• **Instruction 1**
Reproduce the source records line for line without changing anything, but omit the pictures.
[start Excerpt to read]
Childish Gambino's "Redbone" will help fill the Prince-shaped hole in your heart

Childish Gambino's "Redbone" will help fill the Prince-shaped hole in your heart
Source: AP
Source: AP

With every song that leaks off Childish Gambino's upcoming Awaken, My Love!, it gets more and more difficult to see the charming hip-hop nerd who got his start by entering his name into a Wu-Tang name generator. Childish Gambino, the hip-hop and R&B alter ego of actor and comedian Donald Glover, dropped his second track from his forthcoming project on Thursday: a smooth fun jam titled "Redbone."

Similar to his previous, "Me and Your Momma," Gambino's voice is nearly unrecognizable — straying from the clear, enunciated flows of his early mixtapes towards a soul-wrenching screeches, reminiscent of the immortal Prince and his student D'Angelo. Hopefully, it will do something to help fill the musical void the Purple One left due to his untimely death in April of this year.

The song debuted on BBC1's Annie Mac Show with the DJ describing it as "oozing with soul." Her estimation is absolutely right on. The instrumentation, led by a plodding slap bass line, leaves a ton of open space for the swaggering syncopated percussion and twinkling glockenspiel to evoke the track's distinct throwback feel.
[end Excerpt to read]
[start Exercise materials]
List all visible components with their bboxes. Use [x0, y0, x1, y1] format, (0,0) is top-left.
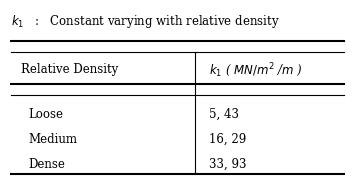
Text: Loose: Loose: [28, 108, 63, 121]
Text: Relative Density: Relative Density: [21, 63, 119, 76]
Text: Medium: Medium: [28, 133, 77, 146]
Text: $k_1$ ( $MN/m^2$ /$m$ ): $k_1$ ( $MN/m^2$ /$m$ ): [209, 61, 303, 79]
Text: 33, 93: 33, 93: [209, 158, 247, 171]
Text: 16, 29: 16, 29: [209, 133, 247, 146]
Text: Dense: Dense: [28, 158, 65, 171]
Text: 5, 43: 5, 43: [209, 108, 239, 121]
Text: $k_1$   :   Constant varying with relative density: $k_1$ : Constant varying with relative d…: [11, 13, 279, 30]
[end Exercise materials]
• **Instruction 2**
In the article on "Redbone," what gives the swaggering syncopated percussion and twinkling glockenspiel room to create the track's throwback feel? Answer in one to three sentences.

• **Full solution 1**
List all visible components with their bboxes. Use [x0, y0, x1, y1] format, (0,0) is top-left.
Text: Loose: Loose: [28, 108, 63, 121]
Text: Relative Density: Relative Density: [21, 63, 119, 76]
Text: Medium: Medium: [28, 133, 77, 146]
Text: $k_1$ ( $MN/m^2$ /$m$ ): $k_1$ ( $MN/m^2$ /$m$ ): [209, 61, 303, 79]
Text: 33, 93: 33, 93: [209, 158, 247, 171]
Text: 16, 29: 16, 29: [209, 133, 247, 146]
Text: Dense: Dense: [28, 158, 65, 171]
Text: 5, 43: 5, 43: [209, 108, 239, 121]
Text: $k_1$   :   Constant varying with relative density: $k_1$ : Constant varying with relative d…: [11, 13, 279, 30]

• **Full solution 2**
The instrumentation, led by a plodding slap bass line, leaves a ton of open space. That space lets the swaggering syncopated percussion and twinkling glockenspiel evoke the track's distinct throwback feel.